Start Extracted entries

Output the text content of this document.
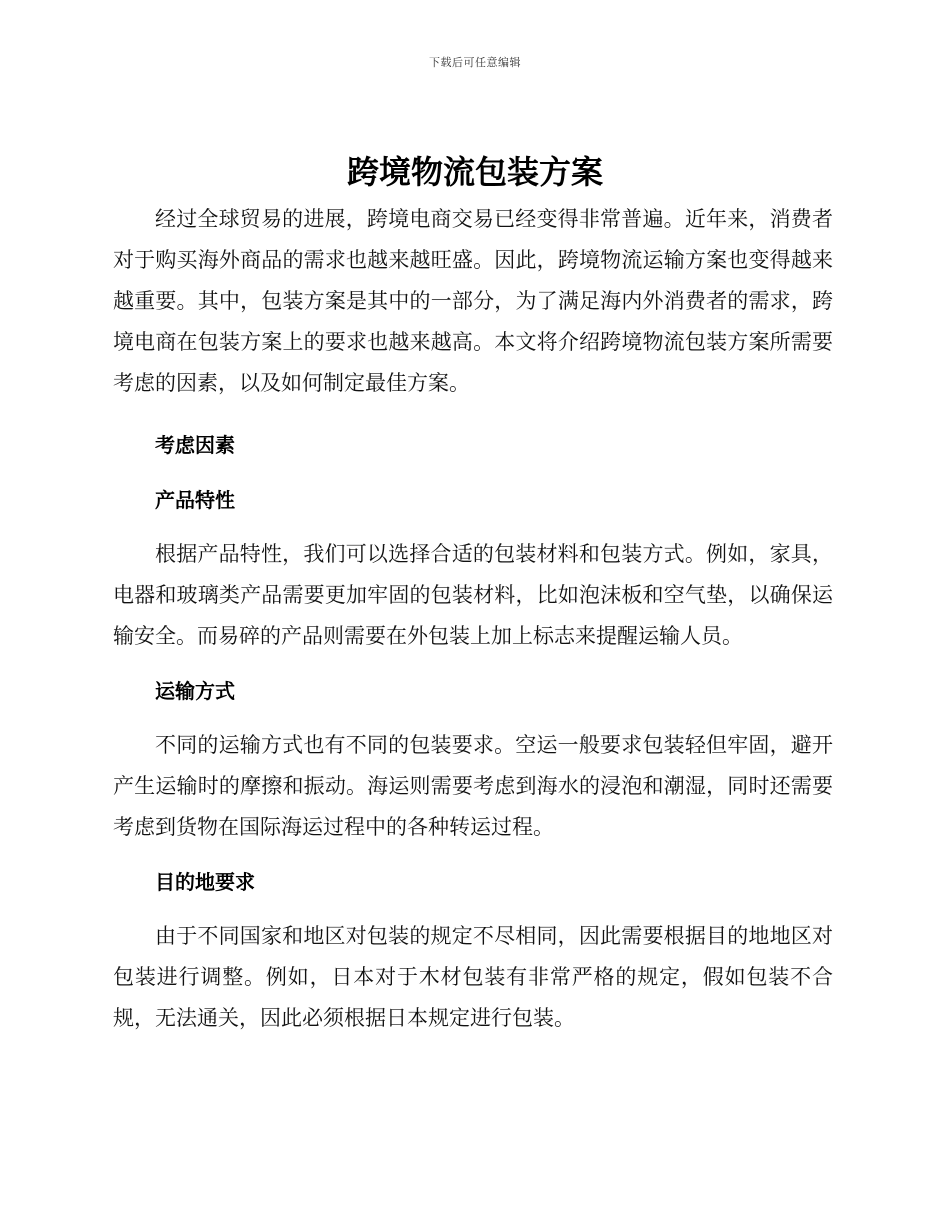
下载后可任意编辑
跨境物流包装方案

经过全球贸易的进展，跨境电商交易已经变得非常普遍。近年来，消费者对于购买海外商品的需求也越来越旺盛。因此，跨境物流运输方案也变得越来越重要。其中，包装方案是其中的一部分，为了满足海内外消费者的需求，跨境电商在包装方案上的要求也越来越高。本文将介绍跨境物流包装方案所需要考虑的因素，以及如何制定最佳方案。

考虑因素
产品特性

根据产品特性，我们可以选择合适的包装材料和包装方式。例如，家具，电器和玻璃类产品需要更加牢固的包装材料，比如泡沫板和空气垫，以确保运输安全。而易碎的产品则需要在外包装上加上标志来提醒运输人员。

运输方式

不同的运输方式也有不同的包装要求。空运一般要求包装轻但牢固，避开产生运输时的摩擦和振动。海运则需要考虑到海水的浸泡和潮湿，同时还需要考虑到货物在国际海运过程中的各种转运过程。

目的地要求

由于不同国家和地区对包装的规定不尽相同，因此需要根据目的地地区对包装进行调整。例如，日本对于木材包装有非常严格的规定，假如包装不合规，无法通关，因此必须根据日本规定进行包装。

End Extracted entries

» **Task description**
Using the material above, return every line exactly as it appears, minus the pictures.

» **Result of the exercise**
Output the text content of this document.
下载后可任意编辑
跨境物流包装方案

经过全球贸易的进展，跨境电商交易已经变得非常普遍。近年来，消费者对于购买海外商品的需求也越来越旺盛。因此，跨境物流运输方案也变得越来越重要。其中，包装方案是其中的一部分，为了满足海内外消费者的需求，跨境电商在包装方案上的要求也越来越高。本文将介绍跨境物流包装方案所需要考虑的因素，以及如何制定最佳方案。

考虑因素
产品特性

根据产品特性，我们可以选择合适的包装材料和包装方式。例如，家具，电器和玻璃类产品需要更加牢固的包装材料，比如泡沫板和空气垫，以确保运输安全。而易碎的产品则需要在外包装上加上标志来提醒运输人员。

运输方式

不同的运输方式也有不同的包装要求。空运一般要求包装轻但牢固，避开产生运输时的摩擦和振动。海运则需要考虑到海水的浸泡和潮湿，同时还需要考虑到货物在国际海运过程中的各种转运过程。

目的地要求

由于不同国家和地区对包装的规定不尽相同，因此需要根据目的地地区对包装进行调整。例如，日本对于木材包装有非常严格的规定，假如包装不合规，无法通关，因此必须根据日本规定进行包装。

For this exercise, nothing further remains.